▶ WHAT IS BEING ASKED
List all the lines in these records that hold "data".

◇ ◇ ◇ ◇

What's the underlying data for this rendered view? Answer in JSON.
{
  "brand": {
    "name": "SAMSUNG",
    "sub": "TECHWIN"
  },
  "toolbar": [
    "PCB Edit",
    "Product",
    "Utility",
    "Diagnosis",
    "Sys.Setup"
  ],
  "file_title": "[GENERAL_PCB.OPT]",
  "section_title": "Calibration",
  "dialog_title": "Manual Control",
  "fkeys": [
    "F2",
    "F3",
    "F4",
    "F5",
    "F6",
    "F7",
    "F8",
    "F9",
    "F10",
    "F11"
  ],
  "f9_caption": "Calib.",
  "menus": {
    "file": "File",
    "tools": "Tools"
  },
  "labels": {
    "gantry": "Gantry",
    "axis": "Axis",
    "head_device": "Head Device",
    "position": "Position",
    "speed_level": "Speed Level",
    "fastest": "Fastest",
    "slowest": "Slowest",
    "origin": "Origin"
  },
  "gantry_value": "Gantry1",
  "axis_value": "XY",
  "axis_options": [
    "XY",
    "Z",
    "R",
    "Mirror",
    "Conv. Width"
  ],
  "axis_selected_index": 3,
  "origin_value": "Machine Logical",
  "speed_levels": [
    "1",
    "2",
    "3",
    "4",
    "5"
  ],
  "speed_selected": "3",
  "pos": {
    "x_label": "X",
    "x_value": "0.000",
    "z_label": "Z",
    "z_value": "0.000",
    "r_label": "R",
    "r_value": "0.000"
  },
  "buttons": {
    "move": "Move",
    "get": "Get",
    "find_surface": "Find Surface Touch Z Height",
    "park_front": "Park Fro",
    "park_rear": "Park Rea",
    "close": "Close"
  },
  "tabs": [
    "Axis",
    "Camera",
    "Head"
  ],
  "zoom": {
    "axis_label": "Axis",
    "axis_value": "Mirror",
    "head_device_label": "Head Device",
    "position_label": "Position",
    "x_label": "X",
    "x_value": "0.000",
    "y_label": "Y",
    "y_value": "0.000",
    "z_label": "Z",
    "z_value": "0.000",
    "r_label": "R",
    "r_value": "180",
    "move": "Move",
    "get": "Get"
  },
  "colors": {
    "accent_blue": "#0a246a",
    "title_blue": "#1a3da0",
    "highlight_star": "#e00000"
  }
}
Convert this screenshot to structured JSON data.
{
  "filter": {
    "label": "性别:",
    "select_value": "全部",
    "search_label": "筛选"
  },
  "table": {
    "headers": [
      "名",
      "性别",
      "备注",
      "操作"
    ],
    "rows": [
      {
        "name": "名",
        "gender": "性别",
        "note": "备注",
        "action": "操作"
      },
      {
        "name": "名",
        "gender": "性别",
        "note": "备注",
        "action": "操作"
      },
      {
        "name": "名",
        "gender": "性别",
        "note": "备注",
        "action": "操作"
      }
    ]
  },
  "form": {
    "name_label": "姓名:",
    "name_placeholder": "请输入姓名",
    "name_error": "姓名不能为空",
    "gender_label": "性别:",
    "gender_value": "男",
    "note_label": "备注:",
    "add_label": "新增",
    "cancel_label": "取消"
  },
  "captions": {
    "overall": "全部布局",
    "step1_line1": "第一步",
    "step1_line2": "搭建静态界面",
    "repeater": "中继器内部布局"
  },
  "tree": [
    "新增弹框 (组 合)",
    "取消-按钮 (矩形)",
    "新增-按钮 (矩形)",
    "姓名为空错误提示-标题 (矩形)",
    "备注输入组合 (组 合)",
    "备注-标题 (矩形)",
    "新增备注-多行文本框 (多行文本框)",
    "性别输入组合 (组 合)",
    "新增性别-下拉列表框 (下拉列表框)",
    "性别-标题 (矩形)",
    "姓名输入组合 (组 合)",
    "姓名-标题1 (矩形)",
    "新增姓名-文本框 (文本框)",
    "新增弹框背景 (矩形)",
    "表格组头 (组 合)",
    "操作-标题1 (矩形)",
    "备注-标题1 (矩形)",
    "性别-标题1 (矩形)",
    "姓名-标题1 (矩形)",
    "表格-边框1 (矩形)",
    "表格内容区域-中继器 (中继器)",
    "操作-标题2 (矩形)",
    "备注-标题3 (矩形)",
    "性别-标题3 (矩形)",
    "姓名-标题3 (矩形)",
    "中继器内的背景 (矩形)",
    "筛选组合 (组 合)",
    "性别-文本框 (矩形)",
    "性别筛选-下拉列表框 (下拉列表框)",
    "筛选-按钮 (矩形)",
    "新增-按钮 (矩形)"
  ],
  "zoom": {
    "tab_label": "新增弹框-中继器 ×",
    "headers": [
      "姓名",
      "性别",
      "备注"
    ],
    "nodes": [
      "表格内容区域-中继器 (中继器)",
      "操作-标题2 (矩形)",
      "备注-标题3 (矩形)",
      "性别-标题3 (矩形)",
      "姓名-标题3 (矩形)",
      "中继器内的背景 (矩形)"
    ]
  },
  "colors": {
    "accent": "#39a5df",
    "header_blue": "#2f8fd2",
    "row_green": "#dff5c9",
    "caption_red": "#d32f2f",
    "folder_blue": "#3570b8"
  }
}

◇ ◇ ◇ ◇

▶ TASK OUTPUT
What's the underlying data for this rendered view? Answer in JSON.
Convert this screenshot to structured JSON data.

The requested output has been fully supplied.